Check each line of the records for "color"; collect those that have it.

── Dataset rows ──

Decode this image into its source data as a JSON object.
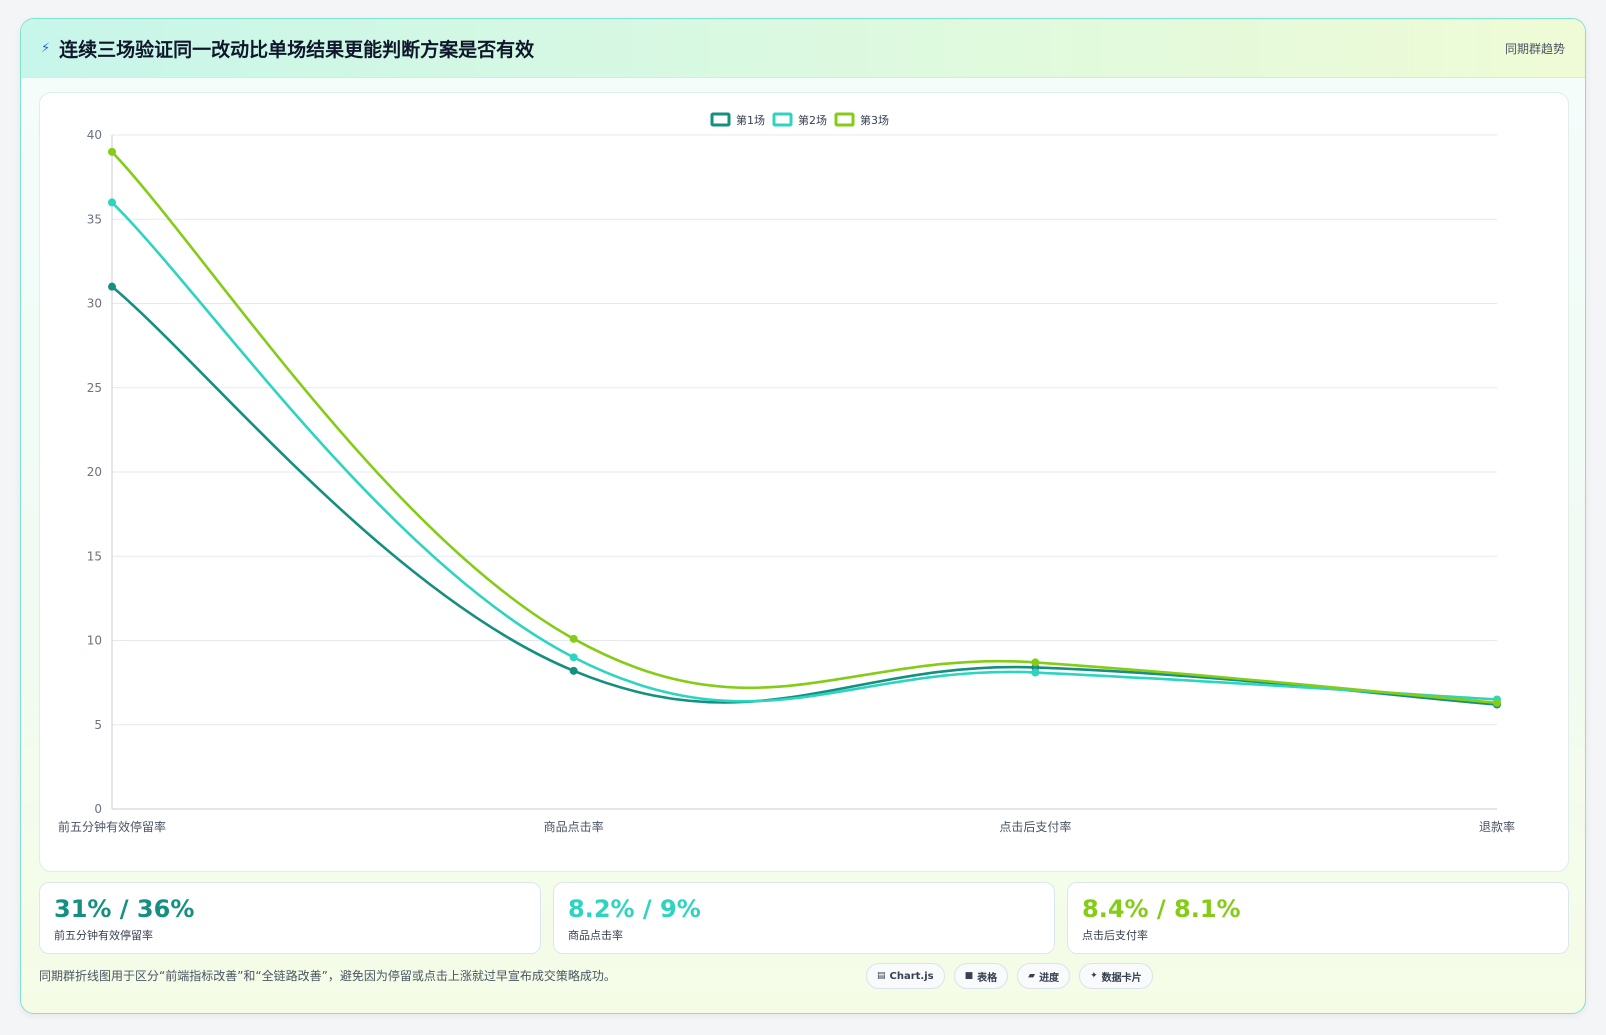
{
  "header": {
    "icon": "lightning-icon",
    "title": "连续三场验证同一改动比单场结果更能判断方案是否有效",
    "link": "同期群趋势"
  },
  "chart_data": {
    "type": "line",
    "categories": [
      "前五分钟有效停留率",
      "商品点击率",
      "点击后支付率",
      "退款率"
    ],
    "series": [
      {
        "name": "第1场",
        "color": "#148f80",
        "values": [
          31,
          8.2,
          8.4,
          6.2
        ]
      },
      {
        "name": "第2场",
        "color": "#2dd4bf",
        "values": [
          36,
          9,
          8.1,
          6.5
        ]
      },
      {
        "name": "第3场",
        "color": "#84cc16",
        "values": [
          39,
          10.1,
          8.7,
          6.3
        ]
      }
    ],
    "ylim": [
      0,
      40
    ],
    "yticks": [
      0,
      5,
      10,
      15,
      20,
      25,
      30,
      35,
      40
    ],
    "legend_position": "top-center",
    "grid": true
  },
  "stats": [
    {
      "value": "31% / 36%",
      "label": "前五分钟有效停留率",
      "color": "#148f80"
    },
    {
      "value": "8.2% / 9%",
      "label": "商品点击率",
      "color": "#2dd4bf"
    },
    {
      "value": "8.4% / 8.1%",
      "label": "点击后支付率",
      "color": "#84cc16"
    }
  ],
  "footer": {
    "note": "同期群折线图用于区分“前端指标改善”和“全链路改善”，避免因为停留或点击上涨就过早宣布成交策略成功。",
    "chips": [
      {
        "icon": "chart-icon",
        "label": "Chart.js"
      },
      {
        "icon": "table-icon",
        "label": "表格"
      },
      {
        "icon": "progress-icon",
        "label": "进度"
      },
      {
        "icon": "sparkle-icon",
        "label": "数据卡片"
      }
    ]
  }
}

───

# [Full output]
        "color": "#148f80",
        "color": "#2dd4bf",
        "color": "#84cc16",
      "color": "#148f80"
      "color": "#2dd4bf"
      "color": "#84cc16"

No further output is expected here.